_Saved entries_:
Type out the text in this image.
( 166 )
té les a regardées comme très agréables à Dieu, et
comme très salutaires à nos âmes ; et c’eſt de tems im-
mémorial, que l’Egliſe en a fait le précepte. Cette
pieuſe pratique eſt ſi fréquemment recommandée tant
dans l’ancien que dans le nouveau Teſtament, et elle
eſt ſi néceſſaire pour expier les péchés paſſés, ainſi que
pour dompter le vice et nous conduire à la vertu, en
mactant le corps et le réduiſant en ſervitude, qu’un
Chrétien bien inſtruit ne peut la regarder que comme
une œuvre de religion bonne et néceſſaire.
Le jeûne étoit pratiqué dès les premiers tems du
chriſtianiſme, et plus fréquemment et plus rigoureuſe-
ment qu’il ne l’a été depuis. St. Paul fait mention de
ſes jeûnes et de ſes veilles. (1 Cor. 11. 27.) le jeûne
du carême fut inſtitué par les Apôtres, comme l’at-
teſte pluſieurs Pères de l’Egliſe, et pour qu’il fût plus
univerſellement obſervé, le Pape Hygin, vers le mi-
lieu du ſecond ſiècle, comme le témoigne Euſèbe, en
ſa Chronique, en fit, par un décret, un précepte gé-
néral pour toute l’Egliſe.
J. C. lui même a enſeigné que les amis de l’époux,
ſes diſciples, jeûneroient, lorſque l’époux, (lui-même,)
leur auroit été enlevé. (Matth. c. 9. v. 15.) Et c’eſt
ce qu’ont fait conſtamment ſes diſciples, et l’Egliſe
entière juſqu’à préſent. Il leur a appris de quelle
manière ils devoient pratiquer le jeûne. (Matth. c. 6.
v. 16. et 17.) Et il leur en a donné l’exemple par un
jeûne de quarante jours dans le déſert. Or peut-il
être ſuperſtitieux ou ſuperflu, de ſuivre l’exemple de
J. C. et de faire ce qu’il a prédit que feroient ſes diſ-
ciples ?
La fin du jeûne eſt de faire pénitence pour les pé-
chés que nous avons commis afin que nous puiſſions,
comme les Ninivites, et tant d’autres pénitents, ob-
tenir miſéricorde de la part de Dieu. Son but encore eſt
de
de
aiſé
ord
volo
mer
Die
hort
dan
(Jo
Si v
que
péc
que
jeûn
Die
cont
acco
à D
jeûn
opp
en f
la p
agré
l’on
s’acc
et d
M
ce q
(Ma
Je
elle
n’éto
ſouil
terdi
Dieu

_Exercise instructions_: How many lines in the records above contain the word "même"? Reply with the number alone.

_Output of the exercise_: 2